### [SHORT EXERCISE]
Copy each line in which the string "ylabel" occurs.

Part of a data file

────────────────────

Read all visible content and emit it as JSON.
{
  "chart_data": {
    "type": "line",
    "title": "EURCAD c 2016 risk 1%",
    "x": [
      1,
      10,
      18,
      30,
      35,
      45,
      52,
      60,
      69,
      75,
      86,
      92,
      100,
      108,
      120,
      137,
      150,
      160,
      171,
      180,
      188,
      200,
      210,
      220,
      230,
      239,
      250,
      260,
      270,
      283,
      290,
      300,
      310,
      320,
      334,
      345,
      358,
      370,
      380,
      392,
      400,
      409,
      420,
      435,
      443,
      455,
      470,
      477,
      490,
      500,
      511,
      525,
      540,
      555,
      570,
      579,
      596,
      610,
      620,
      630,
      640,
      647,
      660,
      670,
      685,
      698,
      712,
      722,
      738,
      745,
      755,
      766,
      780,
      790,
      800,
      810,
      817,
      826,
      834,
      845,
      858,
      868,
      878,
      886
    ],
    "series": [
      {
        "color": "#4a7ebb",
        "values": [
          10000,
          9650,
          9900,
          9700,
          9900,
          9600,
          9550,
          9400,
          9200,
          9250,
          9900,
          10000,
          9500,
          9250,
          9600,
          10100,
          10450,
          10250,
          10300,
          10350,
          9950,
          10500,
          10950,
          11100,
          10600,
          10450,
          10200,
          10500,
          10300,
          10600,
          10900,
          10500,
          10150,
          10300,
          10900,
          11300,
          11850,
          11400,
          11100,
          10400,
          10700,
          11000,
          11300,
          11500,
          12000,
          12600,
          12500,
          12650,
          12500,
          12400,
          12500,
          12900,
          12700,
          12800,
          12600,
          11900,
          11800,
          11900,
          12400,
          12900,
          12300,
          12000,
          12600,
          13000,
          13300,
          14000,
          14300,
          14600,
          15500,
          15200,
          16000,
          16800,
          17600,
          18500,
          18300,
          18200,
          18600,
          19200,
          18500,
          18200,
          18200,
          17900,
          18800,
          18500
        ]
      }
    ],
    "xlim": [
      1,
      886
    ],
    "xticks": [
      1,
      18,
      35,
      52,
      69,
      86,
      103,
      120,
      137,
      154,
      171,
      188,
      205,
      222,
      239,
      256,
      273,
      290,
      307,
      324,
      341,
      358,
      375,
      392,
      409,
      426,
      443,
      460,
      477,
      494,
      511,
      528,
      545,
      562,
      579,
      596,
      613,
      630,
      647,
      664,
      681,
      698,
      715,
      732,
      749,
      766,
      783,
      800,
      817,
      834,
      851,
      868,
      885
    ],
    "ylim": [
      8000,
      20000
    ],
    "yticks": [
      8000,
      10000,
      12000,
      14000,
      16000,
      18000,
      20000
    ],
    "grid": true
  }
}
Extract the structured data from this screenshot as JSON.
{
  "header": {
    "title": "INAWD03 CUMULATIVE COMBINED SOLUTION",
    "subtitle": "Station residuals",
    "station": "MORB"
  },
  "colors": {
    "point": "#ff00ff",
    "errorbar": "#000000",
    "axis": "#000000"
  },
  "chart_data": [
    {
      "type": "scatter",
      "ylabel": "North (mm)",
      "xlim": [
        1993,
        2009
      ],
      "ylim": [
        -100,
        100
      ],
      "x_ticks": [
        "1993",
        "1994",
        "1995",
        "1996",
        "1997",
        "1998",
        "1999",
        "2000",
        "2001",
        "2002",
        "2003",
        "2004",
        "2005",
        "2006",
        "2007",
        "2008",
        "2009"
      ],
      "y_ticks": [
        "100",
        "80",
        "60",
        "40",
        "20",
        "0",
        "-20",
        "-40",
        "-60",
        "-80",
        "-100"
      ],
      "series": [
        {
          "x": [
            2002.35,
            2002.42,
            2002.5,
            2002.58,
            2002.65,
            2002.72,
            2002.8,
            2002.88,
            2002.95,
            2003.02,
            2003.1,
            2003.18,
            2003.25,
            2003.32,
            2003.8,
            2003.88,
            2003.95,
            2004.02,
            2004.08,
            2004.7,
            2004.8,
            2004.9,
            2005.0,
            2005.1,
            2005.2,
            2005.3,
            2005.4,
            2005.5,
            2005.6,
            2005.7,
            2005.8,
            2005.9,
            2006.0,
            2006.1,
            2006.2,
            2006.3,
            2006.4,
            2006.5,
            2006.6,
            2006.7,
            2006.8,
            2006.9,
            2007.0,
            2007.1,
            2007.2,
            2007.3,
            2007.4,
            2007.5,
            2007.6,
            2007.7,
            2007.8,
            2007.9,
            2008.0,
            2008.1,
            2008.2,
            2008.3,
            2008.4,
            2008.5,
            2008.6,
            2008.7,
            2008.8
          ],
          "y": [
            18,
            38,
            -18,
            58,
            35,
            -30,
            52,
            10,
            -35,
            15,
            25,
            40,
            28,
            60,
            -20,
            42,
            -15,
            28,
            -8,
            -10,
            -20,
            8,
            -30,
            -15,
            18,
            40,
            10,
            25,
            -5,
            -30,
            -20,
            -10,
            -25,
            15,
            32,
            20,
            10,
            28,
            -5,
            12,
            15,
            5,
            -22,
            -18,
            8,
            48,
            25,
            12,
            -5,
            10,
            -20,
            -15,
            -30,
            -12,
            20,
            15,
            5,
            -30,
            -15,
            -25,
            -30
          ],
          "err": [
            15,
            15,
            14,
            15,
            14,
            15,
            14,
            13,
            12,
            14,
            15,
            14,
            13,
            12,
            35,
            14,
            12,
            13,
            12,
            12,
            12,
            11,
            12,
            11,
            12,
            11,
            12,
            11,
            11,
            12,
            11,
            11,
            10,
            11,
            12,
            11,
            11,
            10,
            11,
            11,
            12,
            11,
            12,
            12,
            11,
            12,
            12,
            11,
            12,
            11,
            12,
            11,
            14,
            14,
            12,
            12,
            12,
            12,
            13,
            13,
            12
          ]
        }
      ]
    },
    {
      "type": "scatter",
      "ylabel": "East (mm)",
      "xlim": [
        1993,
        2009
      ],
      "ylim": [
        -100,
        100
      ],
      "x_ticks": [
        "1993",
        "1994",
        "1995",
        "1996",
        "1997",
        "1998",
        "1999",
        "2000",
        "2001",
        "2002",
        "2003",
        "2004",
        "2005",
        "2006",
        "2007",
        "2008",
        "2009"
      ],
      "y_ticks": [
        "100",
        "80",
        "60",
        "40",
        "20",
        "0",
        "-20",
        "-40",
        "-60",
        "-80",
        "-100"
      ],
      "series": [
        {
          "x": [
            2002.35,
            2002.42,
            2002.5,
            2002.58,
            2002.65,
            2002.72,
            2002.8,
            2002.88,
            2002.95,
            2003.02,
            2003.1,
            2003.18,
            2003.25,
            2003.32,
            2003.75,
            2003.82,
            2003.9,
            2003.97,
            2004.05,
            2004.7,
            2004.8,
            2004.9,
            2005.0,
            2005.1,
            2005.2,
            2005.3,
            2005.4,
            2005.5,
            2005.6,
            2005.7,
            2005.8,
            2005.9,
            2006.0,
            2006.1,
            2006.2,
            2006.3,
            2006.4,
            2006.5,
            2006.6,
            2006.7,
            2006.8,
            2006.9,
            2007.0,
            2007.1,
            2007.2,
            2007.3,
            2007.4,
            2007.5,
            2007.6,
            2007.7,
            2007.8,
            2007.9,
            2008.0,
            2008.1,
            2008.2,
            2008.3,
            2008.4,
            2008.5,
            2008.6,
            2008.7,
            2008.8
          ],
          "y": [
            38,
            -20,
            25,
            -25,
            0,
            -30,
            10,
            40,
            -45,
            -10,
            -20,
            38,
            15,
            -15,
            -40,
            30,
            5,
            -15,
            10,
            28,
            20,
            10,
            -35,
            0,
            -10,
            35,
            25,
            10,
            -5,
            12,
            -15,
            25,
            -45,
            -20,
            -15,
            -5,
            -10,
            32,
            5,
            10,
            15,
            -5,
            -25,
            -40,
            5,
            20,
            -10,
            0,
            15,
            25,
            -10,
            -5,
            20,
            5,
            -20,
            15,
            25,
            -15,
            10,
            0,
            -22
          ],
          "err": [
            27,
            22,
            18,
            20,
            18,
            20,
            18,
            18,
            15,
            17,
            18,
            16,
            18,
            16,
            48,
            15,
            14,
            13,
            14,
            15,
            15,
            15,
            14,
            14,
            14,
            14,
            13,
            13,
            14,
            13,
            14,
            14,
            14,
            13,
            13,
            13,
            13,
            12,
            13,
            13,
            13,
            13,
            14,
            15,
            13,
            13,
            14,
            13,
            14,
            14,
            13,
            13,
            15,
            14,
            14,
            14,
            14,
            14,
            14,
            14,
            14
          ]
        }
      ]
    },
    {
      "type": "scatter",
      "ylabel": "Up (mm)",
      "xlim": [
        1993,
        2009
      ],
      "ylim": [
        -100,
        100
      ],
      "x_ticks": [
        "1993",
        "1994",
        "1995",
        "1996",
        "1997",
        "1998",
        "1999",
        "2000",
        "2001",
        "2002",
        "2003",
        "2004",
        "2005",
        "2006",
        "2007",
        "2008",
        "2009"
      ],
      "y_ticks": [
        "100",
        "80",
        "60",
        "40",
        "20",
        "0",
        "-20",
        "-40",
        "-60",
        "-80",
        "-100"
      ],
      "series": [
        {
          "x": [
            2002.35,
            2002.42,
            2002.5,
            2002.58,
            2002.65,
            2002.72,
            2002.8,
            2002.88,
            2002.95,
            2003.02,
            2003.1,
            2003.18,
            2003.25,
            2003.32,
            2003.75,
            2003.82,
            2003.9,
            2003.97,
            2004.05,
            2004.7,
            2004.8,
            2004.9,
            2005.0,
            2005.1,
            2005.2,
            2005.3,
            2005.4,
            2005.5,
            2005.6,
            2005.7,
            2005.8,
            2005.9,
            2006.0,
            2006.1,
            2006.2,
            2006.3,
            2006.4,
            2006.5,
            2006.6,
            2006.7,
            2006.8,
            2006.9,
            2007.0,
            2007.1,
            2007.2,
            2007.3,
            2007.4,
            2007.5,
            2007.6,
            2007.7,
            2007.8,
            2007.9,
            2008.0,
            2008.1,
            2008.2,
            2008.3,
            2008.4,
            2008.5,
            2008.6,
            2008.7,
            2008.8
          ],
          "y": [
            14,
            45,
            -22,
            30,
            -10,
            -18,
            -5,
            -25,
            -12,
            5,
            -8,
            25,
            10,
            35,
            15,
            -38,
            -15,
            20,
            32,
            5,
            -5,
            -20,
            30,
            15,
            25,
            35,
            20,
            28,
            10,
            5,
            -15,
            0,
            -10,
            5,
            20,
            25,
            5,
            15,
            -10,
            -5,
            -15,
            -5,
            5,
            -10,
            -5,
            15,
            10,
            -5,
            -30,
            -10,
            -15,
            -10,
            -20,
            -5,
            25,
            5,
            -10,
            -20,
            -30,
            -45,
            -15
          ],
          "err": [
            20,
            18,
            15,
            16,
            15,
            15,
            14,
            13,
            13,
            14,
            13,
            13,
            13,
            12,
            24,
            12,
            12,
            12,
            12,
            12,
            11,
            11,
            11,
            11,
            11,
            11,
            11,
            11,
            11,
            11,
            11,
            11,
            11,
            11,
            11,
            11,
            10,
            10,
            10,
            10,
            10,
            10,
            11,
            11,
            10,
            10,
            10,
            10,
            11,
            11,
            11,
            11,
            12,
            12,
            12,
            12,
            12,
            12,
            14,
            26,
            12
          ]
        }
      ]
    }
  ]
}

────────────────────

### [RESULT OF THE EXERCISE]
      "ylabel": "North (mm)",
      "ylabel": "East (mm)",
      "ylabel": "Up (mm)",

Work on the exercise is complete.